| TASK OBJECTIVE |
Nothing but the line with "Transcribe this image's" and the lines after it, through the end of the records below, is to be repeated, exactly as it is.

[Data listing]
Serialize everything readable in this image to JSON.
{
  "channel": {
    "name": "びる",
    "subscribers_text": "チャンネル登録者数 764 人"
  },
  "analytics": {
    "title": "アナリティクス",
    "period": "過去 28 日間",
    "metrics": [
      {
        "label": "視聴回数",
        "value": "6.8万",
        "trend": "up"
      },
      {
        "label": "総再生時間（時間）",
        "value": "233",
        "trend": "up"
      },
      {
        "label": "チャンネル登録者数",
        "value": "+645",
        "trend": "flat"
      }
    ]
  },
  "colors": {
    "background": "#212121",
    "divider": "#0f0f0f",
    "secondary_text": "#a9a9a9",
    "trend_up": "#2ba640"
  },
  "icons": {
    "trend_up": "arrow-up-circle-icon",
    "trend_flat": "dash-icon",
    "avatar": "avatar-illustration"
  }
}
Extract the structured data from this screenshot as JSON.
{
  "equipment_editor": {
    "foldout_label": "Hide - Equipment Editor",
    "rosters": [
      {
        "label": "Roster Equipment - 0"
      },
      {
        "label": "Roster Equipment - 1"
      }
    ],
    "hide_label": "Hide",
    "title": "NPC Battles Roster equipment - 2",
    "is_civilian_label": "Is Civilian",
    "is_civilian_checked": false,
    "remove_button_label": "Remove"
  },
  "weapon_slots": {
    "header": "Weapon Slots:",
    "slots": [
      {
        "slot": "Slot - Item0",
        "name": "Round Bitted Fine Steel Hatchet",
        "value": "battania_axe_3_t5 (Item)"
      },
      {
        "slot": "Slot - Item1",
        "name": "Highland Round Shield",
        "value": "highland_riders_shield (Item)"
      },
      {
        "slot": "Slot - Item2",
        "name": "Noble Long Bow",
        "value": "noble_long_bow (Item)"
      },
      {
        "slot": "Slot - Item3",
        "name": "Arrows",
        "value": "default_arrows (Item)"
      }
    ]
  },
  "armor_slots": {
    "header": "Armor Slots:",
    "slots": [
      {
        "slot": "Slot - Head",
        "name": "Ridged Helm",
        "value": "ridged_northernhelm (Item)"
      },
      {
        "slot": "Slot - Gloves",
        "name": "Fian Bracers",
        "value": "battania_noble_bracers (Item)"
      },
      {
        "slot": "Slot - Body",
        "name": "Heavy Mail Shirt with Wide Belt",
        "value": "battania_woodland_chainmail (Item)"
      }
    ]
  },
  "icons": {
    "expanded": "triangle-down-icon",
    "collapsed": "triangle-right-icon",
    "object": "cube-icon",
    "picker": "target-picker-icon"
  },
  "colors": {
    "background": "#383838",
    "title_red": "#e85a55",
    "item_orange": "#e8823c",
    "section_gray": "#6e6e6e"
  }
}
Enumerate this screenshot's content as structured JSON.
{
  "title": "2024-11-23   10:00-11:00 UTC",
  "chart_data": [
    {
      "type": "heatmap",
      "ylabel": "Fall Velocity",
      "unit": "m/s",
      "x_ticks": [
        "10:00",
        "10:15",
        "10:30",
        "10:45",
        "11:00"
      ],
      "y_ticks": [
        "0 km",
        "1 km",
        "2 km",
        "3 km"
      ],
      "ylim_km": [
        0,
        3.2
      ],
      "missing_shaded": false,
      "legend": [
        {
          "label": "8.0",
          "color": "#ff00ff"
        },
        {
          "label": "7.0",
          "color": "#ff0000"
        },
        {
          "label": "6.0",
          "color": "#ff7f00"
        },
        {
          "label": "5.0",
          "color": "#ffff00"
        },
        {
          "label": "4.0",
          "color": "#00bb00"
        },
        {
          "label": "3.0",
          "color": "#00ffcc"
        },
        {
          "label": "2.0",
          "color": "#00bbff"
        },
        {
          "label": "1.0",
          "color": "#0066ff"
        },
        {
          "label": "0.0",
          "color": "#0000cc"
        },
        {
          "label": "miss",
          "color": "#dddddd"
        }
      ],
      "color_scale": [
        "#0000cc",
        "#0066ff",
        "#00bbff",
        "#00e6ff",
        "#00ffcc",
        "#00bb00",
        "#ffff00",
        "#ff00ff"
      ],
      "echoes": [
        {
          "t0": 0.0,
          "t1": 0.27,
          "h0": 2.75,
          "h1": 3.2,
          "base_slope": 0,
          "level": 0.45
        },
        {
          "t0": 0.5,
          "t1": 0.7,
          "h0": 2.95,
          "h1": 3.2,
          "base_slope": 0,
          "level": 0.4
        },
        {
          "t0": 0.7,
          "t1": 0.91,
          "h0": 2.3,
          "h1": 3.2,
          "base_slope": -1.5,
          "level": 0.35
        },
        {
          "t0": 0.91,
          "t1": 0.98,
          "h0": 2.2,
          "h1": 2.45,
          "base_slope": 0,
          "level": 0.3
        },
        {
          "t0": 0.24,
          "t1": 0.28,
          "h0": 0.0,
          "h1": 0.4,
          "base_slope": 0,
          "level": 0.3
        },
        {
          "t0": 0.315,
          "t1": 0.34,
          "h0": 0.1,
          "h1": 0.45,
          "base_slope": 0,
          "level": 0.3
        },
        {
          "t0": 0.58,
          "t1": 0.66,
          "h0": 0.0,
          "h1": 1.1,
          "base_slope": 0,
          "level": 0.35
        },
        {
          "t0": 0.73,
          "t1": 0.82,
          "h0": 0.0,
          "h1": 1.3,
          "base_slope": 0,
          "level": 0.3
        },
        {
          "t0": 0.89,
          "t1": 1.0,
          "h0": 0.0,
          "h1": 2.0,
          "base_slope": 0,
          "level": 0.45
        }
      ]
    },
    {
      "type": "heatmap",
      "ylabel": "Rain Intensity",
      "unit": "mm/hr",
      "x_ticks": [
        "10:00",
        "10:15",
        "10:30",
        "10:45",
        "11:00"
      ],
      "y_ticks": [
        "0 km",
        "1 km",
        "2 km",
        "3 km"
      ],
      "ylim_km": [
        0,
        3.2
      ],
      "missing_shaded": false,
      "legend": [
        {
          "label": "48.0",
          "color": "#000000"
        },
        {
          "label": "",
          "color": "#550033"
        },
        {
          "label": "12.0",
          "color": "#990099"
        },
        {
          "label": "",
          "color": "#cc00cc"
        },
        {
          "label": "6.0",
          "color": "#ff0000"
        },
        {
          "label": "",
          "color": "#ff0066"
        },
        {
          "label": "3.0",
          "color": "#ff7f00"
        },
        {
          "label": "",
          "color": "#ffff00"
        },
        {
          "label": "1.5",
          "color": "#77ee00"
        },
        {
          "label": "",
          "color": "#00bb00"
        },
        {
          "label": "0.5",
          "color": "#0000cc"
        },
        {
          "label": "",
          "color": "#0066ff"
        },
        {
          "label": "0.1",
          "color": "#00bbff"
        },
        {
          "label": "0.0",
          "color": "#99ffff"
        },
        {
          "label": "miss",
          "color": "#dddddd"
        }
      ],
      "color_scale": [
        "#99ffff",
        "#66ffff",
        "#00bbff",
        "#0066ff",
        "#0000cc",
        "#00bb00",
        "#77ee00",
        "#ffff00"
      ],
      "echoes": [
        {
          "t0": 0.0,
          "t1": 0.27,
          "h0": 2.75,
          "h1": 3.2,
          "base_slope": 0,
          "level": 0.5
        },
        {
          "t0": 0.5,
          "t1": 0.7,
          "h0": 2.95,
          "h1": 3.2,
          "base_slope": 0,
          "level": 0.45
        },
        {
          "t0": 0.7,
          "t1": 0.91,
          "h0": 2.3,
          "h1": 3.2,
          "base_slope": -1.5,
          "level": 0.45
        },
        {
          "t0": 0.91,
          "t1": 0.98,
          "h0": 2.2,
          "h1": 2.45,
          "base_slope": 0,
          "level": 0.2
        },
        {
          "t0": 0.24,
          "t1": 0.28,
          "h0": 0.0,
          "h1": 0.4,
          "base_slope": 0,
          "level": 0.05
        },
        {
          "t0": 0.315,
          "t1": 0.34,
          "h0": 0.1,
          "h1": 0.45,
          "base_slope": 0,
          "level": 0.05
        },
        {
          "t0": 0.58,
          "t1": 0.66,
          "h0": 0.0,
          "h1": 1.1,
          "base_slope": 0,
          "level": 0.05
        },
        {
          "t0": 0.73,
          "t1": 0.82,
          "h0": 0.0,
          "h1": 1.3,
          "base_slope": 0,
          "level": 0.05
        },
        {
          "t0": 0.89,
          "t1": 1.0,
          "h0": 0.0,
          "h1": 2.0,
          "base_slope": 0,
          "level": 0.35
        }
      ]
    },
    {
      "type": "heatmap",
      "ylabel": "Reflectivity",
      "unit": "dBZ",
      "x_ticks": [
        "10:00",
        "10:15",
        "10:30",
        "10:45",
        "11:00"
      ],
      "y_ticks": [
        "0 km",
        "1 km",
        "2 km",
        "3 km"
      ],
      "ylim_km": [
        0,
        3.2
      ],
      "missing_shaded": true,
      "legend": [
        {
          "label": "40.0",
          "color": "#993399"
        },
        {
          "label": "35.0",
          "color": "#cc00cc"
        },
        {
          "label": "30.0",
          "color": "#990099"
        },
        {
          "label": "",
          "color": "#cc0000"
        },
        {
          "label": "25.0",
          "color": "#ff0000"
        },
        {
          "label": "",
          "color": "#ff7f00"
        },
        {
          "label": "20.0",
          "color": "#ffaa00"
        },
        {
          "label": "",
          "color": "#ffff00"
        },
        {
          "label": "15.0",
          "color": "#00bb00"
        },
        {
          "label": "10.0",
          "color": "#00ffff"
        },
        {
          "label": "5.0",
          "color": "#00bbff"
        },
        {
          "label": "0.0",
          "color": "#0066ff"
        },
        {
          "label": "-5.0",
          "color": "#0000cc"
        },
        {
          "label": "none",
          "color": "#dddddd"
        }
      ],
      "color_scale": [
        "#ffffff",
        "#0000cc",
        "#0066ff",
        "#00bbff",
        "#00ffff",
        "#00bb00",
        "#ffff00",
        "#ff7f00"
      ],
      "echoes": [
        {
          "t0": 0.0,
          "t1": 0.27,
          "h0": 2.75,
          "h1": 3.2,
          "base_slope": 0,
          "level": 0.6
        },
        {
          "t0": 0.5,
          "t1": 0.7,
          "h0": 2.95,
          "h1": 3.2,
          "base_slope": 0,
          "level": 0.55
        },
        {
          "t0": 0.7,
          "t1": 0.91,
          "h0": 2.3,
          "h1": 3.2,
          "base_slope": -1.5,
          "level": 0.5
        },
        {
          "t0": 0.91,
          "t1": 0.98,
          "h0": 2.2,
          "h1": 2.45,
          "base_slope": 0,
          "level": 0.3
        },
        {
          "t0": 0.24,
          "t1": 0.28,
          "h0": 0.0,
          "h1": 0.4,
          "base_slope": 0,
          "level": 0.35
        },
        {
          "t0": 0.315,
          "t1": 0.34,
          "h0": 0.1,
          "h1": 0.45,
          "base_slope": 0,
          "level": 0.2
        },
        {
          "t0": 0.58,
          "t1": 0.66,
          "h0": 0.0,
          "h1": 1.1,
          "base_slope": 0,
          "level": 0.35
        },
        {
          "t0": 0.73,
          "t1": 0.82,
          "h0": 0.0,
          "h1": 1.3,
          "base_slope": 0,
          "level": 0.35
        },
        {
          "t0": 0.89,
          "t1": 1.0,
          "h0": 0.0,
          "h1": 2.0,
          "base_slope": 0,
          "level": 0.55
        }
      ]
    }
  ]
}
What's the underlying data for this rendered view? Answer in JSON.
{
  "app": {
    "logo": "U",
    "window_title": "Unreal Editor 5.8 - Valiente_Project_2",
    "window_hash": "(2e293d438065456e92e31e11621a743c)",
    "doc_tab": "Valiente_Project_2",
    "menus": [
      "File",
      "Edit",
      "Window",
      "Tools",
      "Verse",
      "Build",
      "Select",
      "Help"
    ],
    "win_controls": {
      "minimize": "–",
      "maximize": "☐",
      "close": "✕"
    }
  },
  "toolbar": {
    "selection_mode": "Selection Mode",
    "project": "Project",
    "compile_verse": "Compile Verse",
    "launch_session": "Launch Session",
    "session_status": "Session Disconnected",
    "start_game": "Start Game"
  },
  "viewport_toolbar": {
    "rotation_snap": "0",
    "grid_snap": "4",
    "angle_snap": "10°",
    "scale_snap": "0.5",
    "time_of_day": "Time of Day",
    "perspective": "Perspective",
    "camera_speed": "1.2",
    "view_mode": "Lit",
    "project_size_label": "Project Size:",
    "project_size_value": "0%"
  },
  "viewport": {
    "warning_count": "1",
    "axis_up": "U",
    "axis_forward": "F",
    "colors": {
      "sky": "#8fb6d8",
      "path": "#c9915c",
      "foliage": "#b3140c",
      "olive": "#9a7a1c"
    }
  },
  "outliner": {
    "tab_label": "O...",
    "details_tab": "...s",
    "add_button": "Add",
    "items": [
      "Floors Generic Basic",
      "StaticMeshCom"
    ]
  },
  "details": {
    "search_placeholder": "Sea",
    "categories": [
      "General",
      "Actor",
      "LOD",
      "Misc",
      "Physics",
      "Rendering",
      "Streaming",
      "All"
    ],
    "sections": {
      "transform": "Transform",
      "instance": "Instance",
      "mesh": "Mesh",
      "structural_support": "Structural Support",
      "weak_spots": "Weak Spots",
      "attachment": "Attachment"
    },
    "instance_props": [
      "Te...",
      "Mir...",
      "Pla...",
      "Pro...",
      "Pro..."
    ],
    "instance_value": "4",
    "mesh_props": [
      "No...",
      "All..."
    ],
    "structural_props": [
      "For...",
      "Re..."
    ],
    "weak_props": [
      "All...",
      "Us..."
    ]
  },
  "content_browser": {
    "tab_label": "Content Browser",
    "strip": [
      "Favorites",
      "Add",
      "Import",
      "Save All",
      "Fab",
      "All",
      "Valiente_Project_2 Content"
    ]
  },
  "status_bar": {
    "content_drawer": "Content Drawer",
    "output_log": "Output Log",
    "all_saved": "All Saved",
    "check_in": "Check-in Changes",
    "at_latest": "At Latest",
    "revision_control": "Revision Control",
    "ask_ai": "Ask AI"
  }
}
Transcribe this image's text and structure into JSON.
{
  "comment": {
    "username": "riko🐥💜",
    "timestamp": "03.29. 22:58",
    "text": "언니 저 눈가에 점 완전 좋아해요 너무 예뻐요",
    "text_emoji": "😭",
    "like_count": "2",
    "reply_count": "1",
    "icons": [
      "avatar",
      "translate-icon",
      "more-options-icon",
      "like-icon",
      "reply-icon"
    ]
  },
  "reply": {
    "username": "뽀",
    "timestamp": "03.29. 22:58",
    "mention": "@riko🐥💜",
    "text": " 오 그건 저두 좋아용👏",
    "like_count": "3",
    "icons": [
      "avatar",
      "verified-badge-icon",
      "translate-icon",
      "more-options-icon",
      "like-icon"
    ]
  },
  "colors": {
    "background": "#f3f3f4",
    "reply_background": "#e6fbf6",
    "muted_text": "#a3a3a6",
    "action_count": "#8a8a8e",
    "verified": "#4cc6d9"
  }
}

| SOLVED PROBLEM |
Transcribe this image's text and structure into JSON.
{
  "comment": {
    "username": "riko🐥💜",
    "timestamp": "03.29. 22:58",
    "text": "언니 저 눈가에 점 완전 좋아해요 너무 예뻐요",
    "text_emoji": "😭",
    "like_count": "2",
    "reply_count": "1",
    "icons": [
      "avatar",
      "translate-icon",
      "more-options-icon",
      "like-icon",
      "reply-icon"
    ]
  },
  "reply": {
    "username": "뽀",
    "timestamp": "03.29. 22:58",
    "mention": "@riko🐥💜",
    "text": " 오 그건 저두 좋아용👏",
    "like_count": "3",
    "icons": [
      "avatar",
      "verified-badge-icon",
      "translate-icon",
      "more-options-icon",
      "like-icon"
    ]
  },
  "colors": {
    "background": "#f3f3f4",
    "reply_background": "#e6fbf6",
    "muted_text": "#a3a3a6",
    "action_count": "#8a8a8e",
    "verified": "#4cc6d9"
  }
}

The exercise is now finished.